> _Goal_
Write out every entry exactly as given, but omit the pictures.

==*==

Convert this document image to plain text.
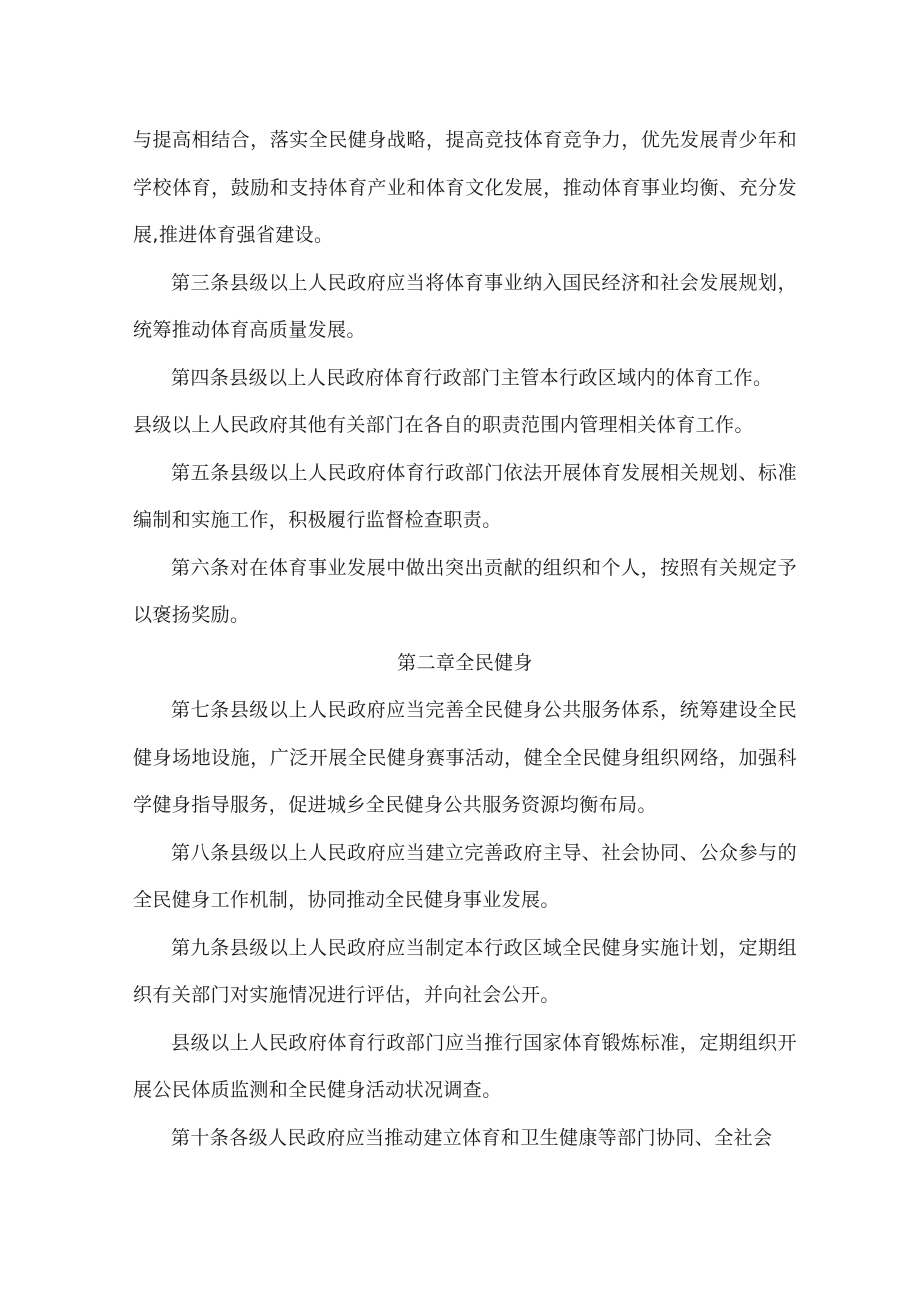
与提高相结合，落实全民健身战略，提高竞技体育竞争力，优先发展青少年和学校体育，鼓励和支持体育产业和体育文化发展，推动体育事业均衡、充分发展,推进体育强省建设。

第三条县级以上人民政府应当将体育事业纳入国民经济和社会发展规划，统筹推动体育高质量发展。

第四条县级以上人民政府体育行政部门主管本行政区域内的体育工作。

县级以上人民政府其他有关部门在各自的职责范围内管理相关体育工作。

第五条县级以上人民政府体育行政部门依法开展体育发展相关规划、标准编制和实施工作，积极履行监督检查职责。

第六条对在体育事业发展中做出突出贡献的组织和个人，按照有关规定予以褒扬奖励。

第二章全民健身

第七条县级以上人民政府应当完善全民健身公共服务体系，统筹建设全民健身场地设施，广泛开展全民健身赛事活动，健全全民健身组织网络，加强科学健身指导服务，促进城乡全民健身公共服务资源均衡布局。

第八条县级以上人民政府应当建立完善政府主导、社会协同、公众参与的全民健身工作机制，协同推动全民健身事业发展。

第九条县级以上人民政府应当制定本行政区域全民健身实施计划，定期组织有关部门对实施情况进行评估，并向社会公开。

县级以上人民政府体育行政部门应当推行国家体育锻炼标准，定期组织开展公民体质监测和全民健身活动状况调查。

第十条各级人民政府应当推动建立体育和卫生健康等部门协同、全社会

==*==

> _Response for this exercise_
Convert this document image to plain text.
与提高相结合，落实全民健身战略，提高竞技体育竞争力，优先发展青少年和学校体育，鼓励和支持体育产业和体育文化发展，推动体育事业均衡、充分发展,推进体育强省建设。

第三条县级以上人民政府应当将体育事业纳入国民经济和社会发展规划，统筹推动体育高质量发展。

第四条县级以上人民政府体育行政部门主管本行政区域内的体育工作。

县级以上人民政府其他有关部门在各自的职责范围内管理相关体育工作。

第五条县级以上人民政府体育行政部门依法开展体育发展相关规划、标准编制和实施工作，积极履行监督检查职责。

第六条对在体育事业发展中做出突出贡献的组织和个人，按照有关规定予以褒扬奖励。

第二章全民健身

第七条县级以上人民政府应当完善全民健身公共服务体系，统筹建设全民健身场地设施，广泛开展全民健身赛事活动，健全全民健身组织网络，加强科学健身指导服务，促进城乡全民健身公共服务资源均衡布局。

第八条县级以上人民政府应当建立完善政府主导、社会协同、公众参与的全民健身工作机制，协同推动全民健身事业发展。

第九条县级以上人民政府应当制定本行政区域全民健身实施计划，定期组织有关部门对实施情况进行评估，并向社会公开。

县级以上人民政府体育行政部门应当推行国家体育锻炼标准，定期组织开展公民体质监测和全民健身活动状况调查。

第十条各级人民政府应当推动建立体育和卫生健康等部门协同、全社会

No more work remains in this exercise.